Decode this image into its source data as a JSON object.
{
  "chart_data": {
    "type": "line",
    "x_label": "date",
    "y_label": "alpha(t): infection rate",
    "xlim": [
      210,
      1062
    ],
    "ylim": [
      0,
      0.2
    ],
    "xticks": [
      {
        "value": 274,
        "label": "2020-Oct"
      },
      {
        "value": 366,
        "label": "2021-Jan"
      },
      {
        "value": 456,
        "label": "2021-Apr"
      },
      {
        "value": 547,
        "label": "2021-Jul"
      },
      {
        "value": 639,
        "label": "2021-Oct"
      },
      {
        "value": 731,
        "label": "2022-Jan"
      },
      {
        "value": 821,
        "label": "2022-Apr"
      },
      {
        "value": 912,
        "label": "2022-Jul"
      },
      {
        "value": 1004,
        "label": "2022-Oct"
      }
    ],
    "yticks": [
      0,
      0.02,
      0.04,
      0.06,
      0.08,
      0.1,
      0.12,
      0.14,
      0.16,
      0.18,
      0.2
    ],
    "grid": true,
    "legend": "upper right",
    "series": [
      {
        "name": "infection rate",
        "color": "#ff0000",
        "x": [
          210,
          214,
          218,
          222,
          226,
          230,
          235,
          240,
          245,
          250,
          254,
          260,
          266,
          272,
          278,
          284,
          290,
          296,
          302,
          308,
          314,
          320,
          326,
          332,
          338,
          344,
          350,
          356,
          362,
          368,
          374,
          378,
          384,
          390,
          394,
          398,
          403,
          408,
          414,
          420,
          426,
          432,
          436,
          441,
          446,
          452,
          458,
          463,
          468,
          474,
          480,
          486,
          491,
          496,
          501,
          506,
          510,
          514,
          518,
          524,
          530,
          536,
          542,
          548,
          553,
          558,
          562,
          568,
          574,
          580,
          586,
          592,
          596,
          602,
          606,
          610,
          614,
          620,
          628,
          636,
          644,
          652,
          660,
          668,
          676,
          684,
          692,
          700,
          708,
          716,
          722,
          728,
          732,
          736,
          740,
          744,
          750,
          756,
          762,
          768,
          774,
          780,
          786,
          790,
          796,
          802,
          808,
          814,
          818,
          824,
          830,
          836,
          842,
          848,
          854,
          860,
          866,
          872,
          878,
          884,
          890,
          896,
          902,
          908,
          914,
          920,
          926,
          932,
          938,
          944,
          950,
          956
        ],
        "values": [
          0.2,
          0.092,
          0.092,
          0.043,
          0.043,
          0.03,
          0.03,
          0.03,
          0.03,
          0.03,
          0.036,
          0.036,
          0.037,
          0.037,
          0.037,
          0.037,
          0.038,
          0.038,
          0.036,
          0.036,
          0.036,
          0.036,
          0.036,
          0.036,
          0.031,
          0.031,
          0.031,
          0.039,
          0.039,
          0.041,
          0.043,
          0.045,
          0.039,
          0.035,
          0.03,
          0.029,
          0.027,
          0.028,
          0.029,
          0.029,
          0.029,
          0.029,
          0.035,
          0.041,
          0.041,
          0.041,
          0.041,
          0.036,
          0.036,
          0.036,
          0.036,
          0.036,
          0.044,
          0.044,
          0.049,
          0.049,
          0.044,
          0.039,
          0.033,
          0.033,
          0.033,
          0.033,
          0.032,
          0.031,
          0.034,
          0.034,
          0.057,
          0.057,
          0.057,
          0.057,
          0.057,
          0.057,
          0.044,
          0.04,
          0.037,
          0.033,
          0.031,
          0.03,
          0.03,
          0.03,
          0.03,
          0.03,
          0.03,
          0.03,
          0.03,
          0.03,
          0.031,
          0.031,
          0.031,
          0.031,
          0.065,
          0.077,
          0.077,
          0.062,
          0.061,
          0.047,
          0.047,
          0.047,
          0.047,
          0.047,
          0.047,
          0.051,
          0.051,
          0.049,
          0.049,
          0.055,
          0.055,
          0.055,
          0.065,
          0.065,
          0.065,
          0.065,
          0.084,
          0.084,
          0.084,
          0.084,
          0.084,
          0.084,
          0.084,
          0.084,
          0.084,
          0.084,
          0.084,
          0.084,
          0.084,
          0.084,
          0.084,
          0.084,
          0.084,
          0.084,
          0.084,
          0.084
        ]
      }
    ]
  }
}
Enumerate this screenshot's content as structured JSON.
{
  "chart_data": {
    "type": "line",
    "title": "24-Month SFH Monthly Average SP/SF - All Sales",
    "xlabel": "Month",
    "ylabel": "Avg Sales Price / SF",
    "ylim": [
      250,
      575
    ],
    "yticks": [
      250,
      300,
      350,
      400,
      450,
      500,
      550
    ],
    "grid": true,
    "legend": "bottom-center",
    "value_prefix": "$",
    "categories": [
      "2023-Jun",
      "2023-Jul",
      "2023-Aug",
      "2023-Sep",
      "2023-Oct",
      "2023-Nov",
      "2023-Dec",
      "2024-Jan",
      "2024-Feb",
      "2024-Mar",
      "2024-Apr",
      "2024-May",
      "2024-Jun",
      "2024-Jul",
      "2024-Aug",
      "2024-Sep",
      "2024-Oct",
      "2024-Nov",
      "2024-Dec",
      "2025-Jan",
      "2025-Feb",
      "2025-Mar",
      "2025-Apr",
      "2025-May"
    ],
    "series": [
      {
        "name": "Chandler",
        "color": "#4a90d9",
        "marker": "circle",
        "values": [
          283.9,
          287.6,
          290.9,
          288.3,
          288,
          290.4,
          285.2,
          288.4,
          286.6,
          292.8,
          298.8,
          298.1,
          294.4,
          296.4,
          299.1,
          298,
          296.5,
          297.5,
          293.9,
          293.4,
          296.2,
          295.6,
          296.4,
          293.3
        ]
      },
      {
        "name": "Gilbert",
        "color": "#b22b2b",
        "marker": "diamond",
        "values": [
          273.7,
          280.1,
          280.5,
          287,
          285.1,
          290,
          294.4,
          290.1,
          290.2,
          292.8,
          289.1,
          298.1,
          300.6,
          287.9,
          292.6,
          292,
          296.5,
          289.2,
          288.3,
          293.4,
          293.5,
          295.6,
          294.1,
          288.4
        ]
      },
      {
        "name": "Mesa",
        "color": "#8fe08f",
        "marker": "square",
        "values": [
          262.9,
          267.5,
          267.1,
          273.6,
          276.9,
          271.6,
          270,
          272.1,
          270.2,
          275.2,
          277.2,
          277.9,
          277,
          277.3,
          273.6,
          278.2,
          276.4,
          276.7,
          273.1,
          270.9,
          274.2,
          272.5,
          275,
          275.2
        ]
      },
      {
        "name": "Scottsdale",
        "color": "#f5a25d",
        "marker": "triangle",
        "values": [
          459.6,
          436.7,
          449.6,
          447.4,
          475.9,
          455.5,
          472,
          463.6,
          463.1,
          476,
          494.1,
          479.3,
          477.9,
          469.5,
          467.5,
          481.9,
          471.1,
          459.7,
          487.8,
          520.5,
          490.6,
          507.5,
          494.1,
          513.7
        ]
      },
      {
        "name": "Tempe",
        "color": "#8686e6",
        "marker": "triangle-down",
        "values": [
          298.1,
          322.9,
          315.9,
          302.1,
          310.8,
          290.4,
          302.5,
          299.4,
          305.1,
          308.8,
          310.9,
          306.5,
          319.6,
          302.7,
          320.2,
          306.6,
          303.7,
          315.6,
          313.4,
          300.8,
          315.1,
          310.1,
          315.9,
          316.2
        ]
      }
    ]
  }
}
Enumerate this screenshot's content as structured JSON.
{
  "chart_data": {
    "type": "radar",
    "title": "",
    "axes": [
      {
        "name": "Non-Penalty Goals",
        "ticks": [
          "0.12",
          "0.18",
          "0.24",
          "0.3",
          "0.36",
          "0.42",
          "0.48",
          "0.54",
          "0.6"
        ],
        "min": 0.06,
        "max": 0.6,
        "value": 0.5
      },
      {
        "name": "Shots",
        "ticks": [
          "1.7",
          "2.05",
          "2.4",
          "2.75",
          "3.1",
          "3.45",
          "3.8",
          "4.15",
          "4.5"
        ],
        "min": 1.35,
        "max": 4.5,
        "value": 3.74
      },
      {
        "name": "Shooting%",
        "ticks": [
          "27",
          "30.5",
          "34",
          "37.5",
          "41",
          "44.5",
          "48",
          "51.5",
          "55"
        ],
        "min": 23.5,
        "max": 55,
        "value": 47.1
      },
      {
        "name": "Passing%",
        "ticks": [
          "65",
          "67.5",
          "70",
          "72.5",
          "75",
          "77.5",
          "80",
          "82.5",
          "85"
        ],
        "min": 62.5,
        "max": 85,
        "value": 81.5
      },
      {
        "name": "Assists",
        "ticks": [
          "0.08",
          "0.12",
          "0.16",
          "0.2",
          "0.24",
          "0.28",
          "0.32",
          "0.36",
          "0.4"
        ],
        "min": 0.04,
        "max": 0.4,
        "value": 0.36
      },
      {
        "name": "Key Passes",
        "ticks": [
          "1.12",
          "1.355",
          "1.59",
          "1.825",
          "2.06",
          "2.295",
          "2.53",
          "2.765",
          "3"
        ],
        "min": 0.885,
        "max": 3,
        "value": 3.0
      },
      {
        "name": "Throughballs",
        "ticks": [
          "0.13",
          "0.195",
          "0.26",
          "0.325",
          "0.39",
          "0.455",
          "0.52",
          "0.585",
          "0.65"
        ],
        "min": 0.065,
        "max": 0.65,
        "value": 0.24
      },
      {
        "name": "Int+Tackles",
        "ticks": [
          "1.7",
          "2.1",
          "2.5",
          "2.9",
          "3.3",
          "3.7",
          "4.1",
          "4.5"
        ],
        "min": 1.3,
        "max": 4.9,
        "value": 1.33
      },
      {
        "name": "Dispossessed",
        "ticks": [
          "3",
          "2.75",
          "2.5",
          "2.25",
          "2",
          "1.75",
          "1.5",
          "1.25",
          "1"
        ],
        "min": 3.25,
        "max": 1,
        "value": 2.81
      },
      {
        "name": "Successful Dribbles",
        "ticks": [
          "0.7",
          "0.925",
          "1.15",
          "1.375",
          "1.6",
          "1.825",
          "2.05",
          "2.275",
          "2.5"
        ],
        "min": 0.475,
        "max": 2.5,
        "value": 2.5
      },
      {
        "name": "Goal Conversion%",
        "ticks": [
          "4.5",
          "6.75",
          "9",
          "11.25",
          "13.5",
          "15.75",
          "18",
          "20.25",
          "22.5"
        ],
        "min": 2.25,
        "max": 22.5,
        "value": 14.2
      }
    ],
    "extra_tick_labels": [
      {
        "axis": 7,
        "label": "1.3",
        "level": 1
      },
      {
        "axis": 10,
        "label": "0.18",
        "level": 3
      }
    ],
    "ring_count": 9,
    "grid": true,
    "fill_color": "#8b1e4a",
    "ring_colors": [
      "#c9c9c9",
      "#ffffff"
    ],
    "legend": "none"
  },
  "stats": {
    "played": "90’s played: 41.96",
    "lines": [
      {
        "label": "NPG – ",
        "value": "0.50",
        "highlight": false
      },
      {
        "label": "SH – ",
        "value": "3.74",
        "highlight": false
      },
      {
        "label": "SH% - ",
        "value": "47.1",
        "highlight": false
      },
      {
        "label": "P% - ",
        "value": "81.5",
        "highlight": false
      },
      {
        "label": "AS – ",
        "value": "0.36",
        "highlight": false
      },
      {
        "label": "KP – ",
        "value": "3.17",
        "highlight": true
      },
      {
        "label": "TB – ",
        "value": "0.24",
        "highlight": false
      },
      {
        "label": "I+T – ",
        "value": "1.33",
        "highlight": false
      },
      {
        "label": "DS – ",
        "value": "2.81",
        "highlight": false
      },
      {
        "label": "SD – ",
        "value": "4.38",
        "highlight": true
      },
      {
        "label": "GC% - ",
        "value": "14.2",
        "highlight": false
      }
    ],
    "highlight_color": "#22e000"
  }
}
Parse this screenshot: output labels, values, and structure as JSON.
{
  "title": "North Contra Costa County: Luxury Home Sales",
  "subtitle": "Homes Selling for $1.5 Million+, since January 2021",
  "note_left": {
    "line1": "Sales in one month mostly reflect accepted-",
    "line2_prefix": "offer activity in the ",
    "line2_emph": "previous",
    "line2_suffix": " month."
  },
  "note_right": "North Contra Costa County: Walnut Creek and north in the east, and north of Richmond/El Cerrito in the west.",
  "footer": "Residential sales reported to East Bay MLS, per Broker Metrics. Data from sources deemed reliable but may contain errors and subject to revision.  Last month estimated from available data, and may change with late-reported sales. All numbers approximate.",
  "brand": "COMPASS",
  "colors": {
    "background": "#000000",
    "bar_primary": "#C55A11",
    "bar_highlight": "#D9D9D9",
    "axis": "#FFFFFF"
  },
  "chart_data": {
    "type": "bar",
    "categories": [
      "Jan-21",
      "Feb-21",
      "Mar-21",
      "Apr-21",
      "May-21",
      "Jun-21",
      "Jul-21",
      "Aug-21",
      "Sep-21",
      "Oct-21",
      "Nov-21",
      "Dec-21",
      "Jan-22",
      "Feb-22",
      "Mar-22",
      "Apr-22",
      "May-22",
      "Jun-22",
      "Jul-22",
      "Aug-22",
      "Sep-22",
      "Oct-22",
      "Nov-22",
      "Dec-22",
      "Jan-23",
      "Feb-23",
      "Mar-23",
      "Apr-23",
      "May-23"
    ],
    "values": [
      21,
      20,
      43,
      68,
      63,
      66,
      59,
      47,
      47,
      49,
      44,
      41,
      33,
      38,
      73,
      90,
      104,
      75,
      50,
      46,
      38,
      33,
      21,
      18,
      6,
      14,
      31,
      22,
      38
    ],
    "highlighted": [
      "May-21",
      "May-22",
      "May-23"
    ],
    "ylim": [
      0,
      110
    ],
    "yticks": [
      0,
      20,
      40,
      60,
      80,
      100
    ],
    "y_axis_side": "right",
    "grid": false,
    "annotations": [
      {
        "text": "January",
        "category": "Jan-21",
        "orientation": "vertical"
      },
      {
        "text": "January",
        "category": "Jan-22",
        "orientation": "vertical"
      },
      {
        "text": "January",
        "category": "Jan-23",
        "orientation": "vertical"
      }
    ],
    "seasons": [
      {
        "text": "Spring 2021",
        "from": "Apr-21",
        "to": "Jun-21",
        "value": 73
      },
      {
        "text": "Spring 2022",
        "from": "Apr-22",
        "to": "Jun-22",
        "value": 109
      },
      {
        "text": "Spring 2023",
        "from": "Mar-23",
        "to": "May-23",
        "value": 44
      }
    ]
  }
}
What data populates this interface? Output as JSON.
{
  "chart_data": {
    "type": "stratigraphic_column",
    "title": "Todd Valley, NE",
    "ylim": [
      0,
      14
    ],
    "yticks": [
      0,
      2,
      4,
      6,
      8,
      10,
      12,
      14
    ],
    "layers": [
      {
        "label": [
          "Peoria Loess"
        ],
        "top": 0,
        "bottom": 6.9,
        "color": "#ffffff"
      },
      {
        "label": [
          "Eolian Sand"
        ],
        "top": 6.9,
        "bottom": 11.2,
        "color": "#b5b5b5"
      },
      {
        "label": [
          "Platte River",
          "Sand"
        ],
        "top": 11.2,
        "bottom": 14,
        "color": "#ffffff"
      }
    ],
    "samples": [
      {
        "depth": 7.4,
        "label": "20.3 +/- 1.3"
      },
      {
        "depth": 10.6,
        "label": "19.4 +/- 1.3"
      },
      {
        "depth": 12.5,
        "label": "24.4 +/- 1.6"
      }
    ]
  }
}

━━━━━━━━━━━━━━━━━━━━━━━━━━━━━━

Challenge: Reply with nothing but the number of lines that contain the word "legend".

Exercise solution: 3